* _What is required_
Answer with one number only: the number of lines that include the word "into".

* _Extracted material_
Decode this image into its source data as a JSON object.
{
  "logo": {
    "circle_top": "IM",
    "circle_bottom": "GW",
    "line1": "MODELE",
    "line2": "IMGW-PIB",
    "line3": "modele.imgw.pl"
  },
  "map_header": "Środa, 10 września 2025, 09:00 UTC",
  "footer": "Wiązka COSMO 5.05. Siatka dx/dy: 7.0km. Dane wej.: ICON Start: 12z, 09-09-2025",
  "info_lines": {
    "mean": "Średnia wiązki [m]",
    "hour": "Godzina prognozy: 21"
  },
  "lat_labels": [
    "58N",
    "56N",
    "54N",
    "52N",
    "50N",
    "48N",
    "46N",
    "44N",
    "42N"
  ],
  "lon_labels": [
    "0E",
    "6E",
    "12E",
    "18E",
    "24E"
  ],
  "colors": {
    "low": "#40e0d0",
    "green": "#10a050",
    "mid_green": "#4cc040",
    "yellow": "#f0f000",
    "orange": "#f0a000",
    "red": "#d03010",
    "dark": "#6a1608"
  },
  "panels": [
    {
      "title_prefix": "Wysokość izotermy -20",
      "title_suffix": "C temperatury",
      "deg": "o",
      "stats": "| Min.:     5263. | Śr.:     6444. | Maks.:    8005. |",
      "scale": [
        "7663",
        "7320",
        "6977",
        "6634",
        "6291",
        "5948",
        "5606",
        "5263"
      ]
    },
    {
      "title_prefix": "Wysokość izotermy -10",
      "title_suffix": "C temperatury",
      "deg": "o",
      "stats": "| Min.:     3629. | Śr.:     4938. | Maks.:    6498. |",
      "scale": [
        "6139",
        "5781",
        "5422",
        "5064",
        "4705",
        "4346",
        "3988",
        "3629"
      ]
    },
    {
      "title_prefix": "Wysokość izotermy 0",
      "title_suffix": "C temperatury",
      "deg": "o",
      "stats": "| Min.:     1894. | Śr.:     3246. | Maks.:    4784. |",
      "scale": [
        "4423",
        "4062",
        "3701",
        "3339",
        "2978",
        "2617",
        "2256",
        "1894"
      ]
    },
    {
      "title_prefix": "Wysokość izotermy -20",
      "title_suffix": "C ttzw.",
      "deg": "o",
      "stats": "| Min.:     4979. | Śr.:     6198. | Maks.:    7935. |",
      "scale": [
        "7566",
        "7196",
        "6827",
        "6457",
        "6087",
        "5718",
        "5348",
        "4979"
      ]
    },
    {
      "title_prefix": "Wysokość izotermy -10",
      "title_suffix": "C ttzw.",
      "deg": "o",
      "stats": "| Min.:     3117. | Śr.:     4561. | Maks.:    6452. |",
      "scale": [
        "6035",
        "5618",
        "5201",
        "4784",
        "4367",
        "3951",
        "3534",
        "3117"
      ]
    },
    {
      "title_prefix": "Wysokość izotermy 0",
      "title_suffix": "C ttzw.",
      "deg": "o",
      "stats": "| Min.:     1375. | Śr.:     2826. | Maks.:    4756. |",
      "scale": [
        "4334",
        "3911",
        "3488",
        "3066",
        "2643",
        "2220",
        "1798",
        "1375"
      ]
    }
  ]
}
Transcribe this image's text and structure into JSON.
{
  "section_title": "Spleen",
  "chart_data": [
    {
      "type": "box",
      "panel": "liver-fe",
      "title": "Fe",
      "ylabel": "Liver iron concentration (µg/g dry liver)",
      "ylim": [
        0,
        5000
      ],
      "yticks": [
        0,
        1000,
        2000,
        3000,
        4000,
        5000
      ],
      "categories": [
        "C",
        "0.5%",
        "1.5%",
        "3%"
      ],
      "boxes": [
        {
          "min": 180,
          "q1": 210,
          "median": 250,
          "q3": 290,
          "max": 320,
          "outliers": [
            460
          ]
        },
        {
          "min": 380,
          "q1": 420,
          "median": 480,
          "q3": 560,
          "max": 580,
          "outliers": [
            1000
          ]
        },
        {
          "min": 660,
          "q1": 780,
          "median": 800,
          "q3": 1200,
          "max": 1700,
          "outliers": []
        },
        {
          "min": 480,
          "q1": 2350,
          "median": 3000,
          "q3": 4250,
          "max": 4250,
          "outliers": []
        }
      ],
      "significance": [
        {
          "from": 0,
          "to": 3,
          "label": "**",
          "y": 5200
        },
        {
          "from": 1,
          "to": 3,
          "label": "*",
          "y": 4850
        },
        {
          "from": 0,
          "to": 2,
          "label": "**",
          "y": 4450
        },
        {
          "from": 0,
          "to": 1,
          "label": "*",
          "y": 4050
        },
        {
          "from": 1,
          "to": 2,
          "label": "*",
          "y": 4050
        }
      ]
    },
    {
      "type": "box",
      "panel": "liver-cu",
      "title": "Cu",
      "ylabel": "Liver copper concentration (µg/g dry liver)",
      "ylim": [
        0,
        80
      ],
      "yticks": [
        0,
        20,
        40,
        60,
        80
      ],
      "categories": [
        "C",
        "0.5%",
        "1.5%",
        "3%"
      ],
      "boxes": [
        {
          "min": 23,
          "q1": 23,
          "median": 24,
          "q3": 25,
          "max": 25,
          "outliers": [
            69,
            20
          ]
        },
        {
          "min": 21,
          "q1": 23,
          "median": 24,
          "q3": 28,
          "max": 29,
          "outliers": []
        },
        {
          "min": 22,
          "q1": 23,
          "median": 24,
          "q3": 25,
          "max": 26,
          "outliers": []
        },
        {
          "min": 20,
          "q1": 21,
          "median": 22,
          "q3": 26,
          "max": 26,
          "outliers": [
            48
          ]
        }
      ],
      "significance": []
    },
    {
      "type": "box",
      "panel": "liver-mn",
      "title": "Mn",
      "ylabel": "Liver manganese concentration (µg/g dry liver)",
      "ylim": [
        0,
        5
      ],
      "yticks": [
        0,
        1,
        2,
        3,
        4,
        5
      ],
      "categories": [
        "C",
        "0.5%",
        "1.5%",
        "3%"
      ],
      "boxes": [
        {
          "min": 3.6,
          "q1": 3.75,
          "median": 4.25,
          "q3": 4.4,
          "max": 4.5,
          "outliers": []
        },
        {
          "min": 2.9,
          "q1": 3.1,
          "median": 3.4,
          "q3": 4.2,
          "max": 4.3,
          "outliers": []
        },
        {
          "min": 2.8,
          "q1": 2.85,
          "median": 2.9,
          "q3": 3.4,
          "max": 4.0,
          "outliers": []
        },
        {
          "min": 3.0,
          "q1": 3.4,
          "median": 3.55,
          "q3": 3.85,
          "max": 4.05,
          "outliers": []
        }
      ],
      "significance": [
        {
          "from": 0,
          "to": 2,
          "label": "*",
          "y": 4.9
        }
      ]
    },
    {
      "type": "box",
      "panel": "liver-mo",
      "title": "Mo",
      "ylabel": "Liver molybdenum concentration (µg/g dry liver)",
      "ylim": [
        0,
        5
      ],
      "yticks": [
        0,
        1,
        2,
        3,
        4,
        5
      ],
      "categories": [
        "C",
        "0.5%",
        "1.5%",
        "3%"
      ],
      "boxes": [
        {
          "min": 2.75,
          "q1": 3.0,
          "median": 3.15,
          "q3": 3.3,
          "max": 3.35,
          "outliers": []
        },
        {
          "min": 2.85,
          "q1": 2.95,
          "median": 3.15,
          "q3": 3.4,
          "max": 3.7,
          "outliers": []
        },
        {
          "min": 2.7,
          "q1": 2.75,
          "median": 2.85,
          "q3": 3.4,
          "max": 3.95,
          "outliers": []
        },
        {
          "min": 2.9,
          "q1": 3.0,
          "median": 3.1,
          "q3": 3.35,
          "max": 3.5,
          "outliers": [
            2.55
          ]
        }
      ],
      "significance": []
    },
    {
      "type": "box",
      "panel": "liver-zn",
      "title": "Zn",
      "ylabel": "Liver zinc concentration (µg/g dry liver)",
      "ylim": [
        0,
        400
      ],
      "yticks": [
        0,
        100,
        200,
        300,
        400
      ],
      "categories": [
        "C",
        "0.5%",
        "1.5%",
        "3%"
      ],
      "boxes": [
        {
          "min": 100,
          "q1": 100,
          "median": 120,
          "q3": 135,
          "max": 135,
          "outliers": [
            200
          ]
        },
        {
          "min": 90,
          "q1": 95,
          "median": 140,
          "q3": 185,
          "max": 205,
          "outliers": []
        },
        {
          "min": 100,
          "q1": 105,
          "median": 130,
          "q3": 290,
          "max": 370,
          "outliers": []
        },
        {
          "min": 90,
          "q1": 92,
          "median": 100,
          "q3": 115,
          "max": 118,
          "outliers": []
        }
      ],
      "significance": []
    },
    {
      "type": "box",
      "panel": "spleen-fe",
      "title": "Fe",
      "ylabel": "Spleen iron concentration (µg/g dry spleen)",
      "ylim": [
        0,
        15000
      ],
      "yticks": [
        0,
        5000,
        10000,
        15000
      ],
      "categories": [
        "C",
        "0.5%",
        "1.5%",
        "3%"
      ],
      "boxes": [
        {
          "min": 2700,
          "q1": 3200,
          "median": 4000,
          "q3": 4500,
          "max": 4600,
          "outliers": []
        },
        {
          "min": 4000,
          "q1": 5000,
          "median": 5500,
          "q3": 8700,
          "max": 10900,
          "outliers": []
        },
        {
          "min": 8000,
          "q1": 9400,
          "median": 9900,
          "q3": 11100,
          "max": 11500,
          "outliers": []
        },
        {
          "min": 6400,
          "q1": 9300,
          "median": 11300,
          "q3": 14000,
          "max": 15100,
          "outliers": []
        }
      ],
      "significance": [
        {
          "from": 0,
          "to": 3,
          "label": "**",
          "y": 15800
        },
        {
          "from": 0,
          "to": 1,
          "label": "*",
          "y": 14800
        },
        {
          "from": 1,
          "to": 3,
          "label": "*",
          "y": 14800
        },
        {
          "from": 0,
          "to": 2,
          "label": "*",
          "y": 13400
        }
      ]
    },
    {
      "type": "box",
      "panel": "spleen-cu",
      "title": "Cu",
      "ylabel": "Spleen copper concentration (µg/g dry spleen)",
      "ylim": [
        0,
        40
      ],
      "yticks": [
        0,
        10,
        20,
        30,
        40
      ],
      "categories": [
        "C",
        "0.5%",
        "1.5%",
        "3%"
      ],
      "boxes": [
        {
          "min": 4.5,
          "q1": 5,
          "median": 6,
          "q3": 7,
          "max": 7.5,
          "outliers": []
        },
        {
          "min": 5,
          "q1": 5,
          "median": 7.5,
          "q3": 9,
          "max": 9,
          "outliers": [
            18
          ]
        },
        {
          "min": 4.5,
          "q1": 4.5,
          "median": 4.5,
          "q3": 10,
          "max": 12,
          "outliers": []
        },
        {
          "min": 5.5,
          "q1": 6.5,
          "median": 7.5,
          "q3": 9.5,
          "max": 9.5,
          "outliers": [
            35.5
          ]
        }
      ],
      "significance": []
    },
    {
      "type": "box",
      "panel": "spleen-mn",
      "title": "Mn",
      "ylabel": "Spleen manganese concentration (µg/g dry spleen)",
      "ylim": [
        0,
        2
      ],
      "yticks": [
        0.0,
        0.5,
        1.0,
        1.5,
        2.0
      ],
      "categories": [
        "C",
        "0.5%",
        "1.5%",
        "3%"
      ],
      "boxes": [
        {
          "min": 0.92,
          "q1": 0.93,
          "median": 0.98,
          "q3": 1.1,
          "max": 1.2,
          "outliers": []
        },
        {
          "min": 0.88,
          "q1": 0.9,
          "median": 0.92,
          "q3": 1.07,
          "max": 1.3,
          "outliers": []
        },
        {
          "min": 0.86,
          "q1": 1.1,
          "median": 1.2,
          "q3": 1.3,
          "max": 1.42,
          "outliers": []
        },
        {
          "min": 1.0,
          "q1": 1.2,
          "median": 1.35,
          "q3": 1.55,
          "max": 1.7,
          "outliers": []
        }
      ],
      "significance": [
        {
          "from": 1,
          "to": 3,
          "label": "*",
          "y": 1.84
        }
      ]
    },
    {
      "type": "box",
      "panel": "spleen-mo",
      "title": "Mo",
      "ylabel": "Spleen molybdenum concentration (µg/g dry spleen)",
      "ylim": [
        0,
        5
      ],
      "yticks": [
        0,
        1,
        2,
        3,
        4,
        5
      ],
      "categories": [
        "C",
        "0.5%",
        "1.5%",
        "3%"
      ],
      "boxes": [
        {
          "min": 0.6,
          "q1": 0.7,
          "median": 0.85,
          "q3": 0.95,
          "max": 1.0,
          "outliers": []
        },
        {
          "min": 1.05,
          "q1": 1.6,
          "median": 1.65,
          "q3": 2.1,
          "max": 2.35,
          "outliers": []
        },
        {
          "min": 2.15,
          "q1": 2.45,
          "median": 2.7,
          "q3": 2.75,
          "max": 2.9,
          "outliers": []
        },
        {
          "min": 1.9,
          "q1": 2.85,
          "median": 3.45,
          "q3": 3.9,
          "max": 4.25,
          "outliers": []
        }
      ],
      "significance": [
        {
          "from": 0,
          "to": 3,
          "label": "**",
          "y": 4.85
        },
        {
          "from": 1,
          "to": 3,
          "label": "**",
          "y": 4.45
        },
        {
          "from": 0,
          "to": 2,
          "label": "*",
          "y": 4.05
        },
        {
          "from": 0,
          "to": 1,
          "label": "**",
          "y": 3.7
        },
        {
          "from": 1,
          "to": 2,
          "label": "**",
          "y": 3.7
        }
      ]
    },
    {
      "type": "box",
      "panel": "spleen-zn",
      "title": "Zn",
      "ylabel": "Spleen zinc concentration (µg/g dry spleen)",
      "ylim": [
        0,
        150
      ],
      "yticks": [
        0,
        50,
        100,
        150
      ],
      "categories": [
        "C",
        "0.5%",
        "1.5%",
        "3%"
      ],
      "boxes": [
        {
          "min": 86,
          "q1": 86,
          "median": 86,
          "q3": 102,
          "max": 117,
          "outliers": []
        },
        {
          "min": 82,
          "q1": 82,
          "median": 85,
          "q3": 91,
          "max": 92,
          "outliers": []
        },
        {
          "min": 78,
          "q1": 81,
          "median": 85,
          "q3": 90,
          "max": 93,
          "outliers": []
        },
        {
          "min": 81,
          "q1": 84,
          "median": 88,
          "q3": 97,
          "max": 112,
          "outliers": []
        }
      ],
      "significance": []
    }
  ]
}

* _Task response_
2